Everything in the listing should be restated word for word.

Records –
--

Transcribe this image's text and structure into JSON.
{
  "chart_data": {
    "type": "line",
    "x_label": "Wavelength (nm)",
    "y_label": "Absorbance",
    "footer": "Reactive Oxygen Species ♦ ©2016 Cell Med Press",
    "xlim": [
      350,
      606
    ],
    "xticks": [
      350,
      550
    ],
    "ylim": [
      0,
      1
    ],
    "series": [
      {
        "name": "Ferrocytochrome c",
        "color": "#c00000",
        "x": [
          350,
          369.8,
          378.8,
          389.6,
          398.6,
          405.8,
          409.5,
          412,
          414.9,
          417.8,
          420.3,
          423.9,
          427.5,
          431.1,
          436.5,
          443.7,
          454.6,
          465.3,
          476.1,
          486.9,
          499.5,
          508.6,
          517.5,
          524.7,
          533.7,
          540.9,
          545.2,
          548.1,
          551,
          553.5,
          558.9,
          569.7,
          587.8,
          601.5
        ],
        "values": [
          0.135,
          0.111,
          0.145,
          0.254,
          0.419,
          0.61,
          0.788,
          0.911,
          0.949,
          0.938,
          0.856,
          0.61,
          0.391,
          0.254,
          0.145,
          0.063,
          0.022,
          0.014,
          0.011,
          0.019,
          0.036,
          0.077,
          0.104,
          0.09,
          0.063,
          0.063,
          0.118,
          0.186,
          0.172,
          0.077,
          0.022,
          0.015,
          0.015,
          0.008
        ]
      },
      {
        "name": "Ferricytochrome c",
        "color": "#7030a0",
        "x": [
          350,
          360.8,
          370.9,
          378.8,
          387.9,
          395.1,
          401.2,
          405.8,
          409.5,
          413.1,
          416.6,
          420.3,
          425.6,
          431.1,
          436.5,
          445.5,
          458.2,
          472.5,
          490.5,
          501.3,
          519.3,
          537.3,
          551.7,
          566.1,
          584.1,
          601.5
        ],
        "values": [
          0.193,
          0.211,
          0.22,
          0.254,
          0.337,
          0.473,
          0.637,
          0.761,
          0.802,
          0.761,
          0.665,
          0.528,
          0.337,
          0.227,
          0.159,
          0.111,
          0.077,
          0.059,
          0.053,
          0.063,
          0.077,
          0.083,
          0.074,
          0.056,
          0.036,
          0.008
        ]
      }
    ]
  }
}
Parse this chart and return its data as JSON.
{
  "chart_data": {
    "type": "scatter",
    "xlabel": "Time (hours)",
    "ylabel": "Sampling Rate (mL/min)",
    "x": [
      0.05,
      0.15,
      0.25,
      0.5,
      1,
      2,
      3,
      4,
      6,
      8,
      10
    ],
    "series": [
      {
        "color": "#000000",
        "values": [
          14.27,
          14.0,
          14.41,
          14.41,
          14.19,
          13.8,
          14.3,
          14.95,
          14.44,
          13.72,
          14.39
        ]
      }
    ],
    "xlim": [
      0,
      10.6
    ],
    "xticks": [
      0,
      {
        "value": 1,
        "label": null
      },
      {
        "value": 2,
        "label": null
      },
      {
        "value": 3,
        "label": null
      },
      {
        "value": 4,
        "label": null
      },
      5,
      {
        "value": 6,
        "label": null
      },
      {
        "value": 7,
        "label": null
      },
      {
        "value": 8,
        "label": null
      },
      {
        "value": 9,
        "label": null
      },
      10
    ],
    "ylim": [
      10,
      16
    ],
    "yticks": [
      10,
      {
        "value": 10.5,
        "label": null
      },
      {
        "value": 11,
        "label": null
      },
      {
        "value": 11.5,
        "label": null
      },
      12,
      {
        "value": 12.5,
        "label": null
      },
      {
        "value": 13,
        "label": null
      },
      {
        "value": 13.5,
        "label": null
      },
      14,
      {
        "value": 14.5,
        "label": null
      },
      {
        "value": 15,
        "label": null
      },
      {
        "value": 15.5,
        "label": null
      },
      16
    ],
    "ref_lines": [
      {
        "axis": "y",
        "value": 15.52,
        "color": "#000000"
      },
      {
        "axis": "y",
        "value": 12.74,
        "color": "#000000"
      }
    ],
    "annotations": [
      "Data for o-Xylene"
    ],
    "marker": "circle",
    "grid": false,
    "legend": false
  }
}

--

Result below –
Transcribe this image's text and structure into JSON.
{
  "chart_data": {
    "type": "line",
    "x_label": "Wavelength (nm)",
    "y_label": "Absorbance",
    "footer": "Reactive Oxygen Species ♦ ©2016 Cell Med Press",
    "xlim": [
      350,
      606
    ],
    "xticks": [
      350,
      550
    ],
    "ylim": [
      0,
      1
    ],
    "series": [
      {
        "name": "Ferrocytochrome c",
        "color": "#c00000",
        "x": [
          350,
          369.8,
          378.8,
          389.6,
          398.6,
          405.8,
          409.5,
          412,
          414.9,
          417.8,
          420.3,
          423.9,
          427.5,
          431.1,
          436.5,
          443.7,
          454.6,
          465.3,
          476.1,
          486.9,
          499.5,
          508.6,
          517.5,
          524.7,
          533.7,
          540.9,
          545.2,
          548.1,
          551,
          553.5,
          558.9,
          569.7,
          587.8,
          601.5
        ],
        "values": [
          0.135,
          0.111,
          0.145,
          0.254,
          0.419,
          0.61,
          0.788,
          0.911,
          0.949,
          0.938,
          0.856,
          0.61,
          0.391,
          0.254,
          0.145,
          0.063,
          0.022,
          0.014,
          0.011,
          0.019,
          0.036,
          0.077,
          0.104,
          0.09,
          0.063,
          0.063,
          0.118,
          0.186,
          0.172,
          0.077,
          0.022,
          0.015,
          0.015,
          0.008
        ]
      },
      {
        "name": "Ferricytochrome c",
        "color": "#7030a0",
        "x": [
          350,
          360.8,
          370.9,
          378.8,
          387.9,
          395.1,
          401.2,
          405.8,
          409.5,
          413.1,
          416.6,
          420.3,
          425.6,
          431.1,
          436.5,
          445.5,
          458.2,
          472.5,
          490.5,
          501.3,
          519.3,
          537.3,
          551.7,
          566.1,
          584.1,
          601.5
        ],
        "values": [
          0.193,
          0.211,
          0.22,
          0.254,
          0.337,
          0.473,
          0.637,
          0.761,
          0.802,
          0.761,
          0.665,
          0.528,
          0.337,
          0.227,
          0.159,
          0.111,
          0.077,
          0.059,
          0.053,
          0.063,
          0.077,
          0.083,
          0.074,
          0.056,
          0.036,
          0.008
        ]
      }
    ]
  }
}
Parse this chart and return its data as JSON.
{
  "chart_data": {
    "type": "scatter",
    "xlabel": "Time (hours)",
    "ylabel": "Sampling Rate (mL/min)",
    "x": [
      0.05,
      0.15,
      0.25,
      0.5,
      1,
      2,
      3,
      4,
      6,
      8,
      10
    ],
    "series": [
      {
        "color": "#000000",
        "values": [
          14.27,
          14.0,
          14.41,
          14.41,
          14.19,
          13.8,
          14.3,
          14.95,
          14.44,
          13.72,
          14.39
        ]
      }
    ],
    "xlim": [
      0,
      10.6
    ],
    "xticks": [
      0,
      {
        "value": 1,
        "label": null
      },
      {
        "value": 2,
        "label": null
      },
      {
        "value": 3,
        "label": null
      },
      {
        "value": 4,
        "label": null
      },
      5,
      {
        "value": 6,
        "label": null
      },
      {
        "value": 7,
        "label": null
      },
      {
        "value": 8,
        "label": null
      },
      {
        "value": 9,
        "label": null
      },
      10
    ],
    "ylim": [
      10,
      16
    ],
    "yticks": [
      10,
      {
        "value": 10.5,
        "label": null
      },
      {
        "value": 11,
        "label": null
      },
      {
        "value": 11.5,
        "label": null
      },
      12,
      {
        "value": 12.5,
        "label": null
      },
      {
        "value": 13,
        "label": null
      },
      {
        "value": 13.5,
        "label": null
      },
      14,
      {
        "value": 14.5,
        "label": null
      },
      {
        "value": 15,
        "label": null
      },
      {
        "value": 15.5,
        "label": null
      },
      16
    ],
    "ref_lines": [
      {
        "axis": "y",
        "value": 15.52,
        "color": "#000000"
      },
      {
        "axis": "y",
        "value": 12.74,
        "color": "#000000"
      }
    ],
    "annotations": [
      "Data for o-Xylene"
    ],
    "marker": "circle",
    "grid": false,
    "legend": false
  }
}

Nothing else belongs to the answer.